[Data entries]
(begin)

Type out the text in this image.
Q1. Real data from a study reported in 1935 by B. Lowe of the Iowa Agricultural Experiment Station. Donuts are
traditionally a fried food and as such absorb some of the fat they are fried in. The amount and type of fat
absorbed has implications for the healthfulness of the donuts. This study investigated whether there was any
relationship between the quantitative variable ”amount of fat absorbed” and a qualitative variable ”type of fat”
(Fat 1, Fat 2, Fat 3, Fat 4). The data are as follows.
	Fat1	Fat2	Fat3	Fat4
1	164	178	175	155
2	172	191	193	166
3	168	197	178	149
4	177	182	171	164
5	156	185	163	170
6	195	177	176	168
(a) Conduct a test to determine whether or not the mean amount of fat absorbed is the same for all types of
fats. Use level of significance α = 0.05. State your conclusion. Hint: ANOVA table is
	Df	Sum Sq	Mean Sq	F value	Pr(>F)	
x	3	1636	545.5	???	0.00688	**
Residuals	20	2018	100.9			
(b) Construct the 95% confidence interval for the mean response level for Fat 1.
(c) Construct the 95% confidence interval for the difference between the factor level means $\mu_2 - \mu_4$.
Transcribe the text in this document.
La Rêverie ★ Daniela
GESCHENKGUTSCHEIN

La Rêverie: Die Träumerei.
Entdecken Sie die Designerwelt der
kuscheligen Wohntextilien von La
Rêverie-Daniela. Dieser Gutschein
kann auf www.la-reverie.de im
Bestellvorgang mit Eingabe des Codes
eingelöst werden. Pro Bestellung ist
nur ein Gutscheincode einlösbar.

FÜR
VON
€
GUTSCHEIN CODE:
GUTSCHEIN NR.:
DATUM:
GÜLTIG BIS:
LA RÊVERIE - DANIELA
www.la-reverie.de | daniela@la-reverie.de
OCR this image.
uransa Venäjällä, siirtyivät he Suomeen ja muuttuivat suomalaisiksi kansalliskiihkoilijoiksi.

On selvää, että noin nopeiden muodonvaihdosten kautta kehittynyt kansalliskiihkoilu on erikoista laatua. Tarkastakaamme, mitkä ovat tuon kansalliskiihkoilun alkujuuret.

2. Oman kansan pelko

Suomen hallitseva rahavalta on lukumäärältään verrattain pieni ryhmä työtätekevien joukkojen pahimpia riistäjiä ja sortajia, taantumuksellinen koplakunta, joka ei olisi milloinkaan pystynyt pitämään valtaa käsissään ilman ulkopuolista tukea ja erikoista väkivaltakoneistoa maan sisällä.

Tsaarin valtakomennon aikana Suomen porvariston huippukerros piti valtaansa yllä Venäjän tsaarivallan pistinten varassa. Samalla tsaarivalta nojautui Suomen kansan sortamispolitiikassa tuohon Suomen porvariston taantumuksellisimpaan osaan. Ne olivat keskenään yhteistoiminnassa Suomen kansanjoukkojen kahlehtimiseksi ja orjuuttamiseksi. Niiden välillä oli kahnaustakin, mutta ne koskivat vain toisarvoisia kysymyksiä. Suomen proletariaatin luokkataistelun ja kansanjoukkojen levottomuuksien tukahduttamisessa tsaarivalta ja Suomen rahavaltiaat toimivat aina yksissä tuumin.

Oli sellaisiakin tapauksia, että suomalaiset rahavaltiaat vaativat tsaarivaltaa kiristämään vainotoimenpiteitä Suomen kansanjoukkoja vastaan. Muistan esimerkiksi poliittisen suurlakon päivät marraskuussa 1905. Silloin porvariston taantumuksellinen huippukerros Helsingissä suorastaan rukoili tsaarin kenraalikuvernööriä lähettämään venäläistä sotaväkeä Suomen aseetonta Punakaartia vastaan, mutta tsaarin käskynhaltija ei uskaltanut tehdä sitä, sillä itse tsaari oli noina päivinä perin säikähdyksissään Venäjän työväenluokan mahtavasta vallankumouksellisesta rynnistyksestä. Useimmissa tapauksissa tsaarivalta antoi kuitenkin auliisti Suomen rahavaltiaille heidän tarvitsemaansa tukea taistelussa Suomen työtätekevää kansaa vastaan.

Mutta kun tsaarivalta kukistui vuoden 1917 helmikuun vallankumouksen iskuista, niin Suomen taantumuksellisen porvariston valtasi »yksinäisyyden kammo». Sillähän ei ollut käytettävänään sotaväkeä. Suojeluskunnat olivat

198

(end)

What to work on: Count the lines of the listing above that include the word "level" and state the total with nothing else.

Task answer: 3